[Data tied to figure images]
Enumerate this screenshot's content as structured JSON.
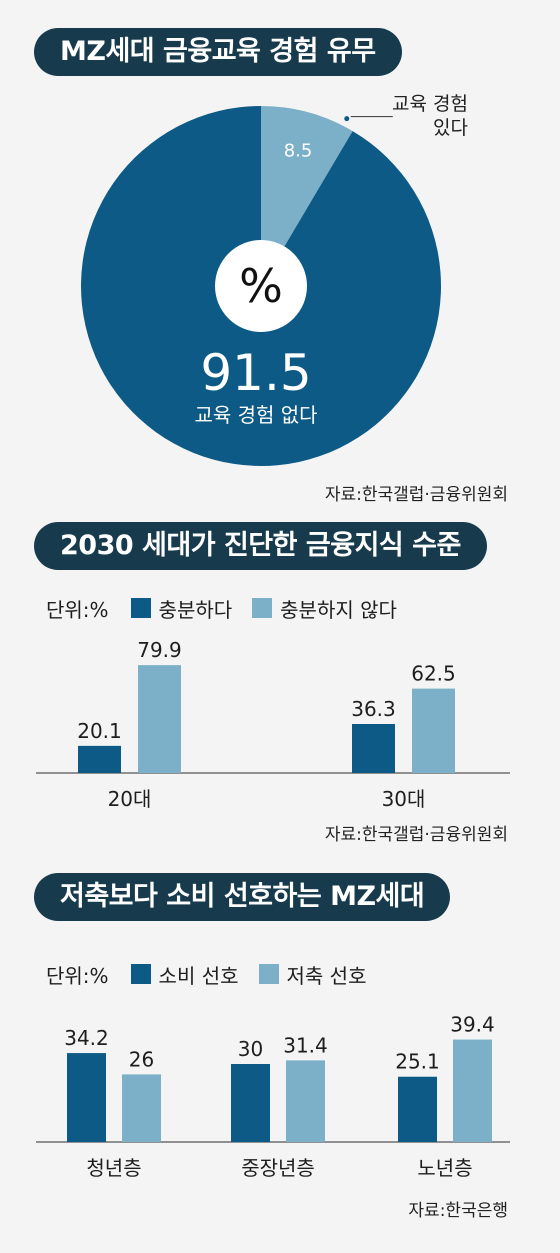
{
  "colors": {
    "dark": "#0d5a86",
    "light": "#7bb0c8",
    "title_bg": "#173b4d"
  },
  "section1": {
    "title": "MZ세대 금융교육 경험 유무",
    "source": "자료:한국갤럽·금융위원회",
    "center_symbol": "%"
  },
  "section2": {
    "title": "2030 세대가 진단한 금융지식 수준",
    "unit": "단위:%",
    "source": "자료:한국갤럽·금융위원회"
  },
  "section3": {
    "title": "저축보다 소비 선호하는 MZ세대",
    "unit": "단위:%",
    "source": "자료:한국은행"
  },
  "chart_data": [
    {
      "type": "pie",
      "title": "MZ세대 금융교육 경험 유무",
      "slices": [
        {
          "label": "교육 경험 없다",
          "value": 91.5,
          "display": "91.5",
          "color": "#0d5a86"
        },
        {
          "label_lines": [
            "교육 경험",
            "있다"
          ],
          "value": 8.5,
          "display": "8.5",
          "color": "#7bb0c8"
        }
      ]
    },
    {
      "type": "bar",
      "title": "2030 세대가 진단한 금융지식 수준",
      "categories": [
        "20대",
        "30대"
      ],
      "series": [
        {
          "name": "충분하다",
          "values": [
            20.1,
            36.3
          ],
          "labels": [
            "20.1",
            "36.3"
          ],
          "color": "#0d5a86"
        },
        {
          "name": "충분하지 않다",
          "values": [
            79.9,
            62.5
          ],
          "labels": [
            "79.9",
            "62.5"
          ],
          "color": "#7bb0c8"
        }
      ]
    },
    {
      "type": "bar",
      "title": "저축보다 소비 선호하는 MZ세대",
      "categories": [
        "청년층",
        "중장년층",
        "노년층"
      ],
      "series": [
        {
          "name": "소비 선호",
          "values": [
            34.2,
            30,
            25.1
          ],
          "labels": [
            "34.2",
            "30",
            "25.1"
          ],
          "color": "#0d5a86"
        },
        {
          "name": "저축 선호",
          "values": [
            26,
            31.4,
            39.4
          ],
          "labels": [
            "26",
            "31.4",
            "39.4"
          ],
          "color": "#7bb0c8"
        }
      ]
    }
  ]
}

What is being asked
Your task is to return the entries above exactly, with no pictures.

Problem solution
Enumerate this screenshot's content as structured JSON.
{
  "colors": {
    "dark": "#0d5a86",
    "light": "#7bb0c8",
    "title_bg": "#173b4d"
  },
  "section1": {
    "title": "MZ세대 금융교육 경험 유무",
    "source": "자료:한국갤럽·금융위원회",
    "center_symbol": "%"
  },
  "section2": {
    "title": "2030 세대가 진단한 금융지식 수준",
    "unit": "단위:%",
    "source": "자료:한국갤럽·금융위원회"
  },
  "section3": {
    "title": "저축보다 소비 선호하는 MZ세대",
    "unit": "단위:%",
    "source": "자료:한국은행"
  },
  "chart_data": [
    {
      "type": "pie",
      "title": "MZ세대 금융교육 경험 유무",
      "slices": [
        {
          "label": "교육 경험 없다",
          "value": 91.5,
          "display": "91.5",
          "color": "#0d5a86"
        },
        {
          "label_lines": [
            "교육 경험",
            "있다"
          ],
          "value": 8.5,
          "display": "8.5",
          "color": "#7bb0c8"
        }
      ]
    },
    {
      "type": "bar",
      "title": "2030 세대가 진단한 금융지식 수준",
      "categories": [
        "20대",
        "30대"
      ],
      "series": [
        {
          "name": "충분하다",
          "values": [
            20.1,
            36.3
          ],
          "labels": [
            "20.1",
            "36.3"
          ],
          "color": "#0d5a86"
        },
        {
          "name": "충분하지 않다",
          "values": [
            79.9,
            62.5
          ],
          "labels": [
            "79.9",
            "62.5"
          ],
          "color": "#7bb0c8"
        }
      ]
    },
    {
      "type": "bar",
      "title": "저축보다 소비 선호하는 MZ세대",
      "categories": [
        "청년층",
        "중장년층",
        "노년층"
      ],
      "series": [
        {
          "name": "소비 선호",
          "values": [
            34.2,
            30,
            25.1
          ],
          "labels": [
            "34.2",
            "30",
            "25.1"
          ],
          "color": "#0d5a86"
        },
        {
          "name": "저축 선호",
          "values": [
            26,
            31.4,
            39.4
          ],
          "labels": [
            "26",
            "31.4",
            "39.4"
          ],
          "color": "#7bb0c8"
        }
      ]
    }
  ]
}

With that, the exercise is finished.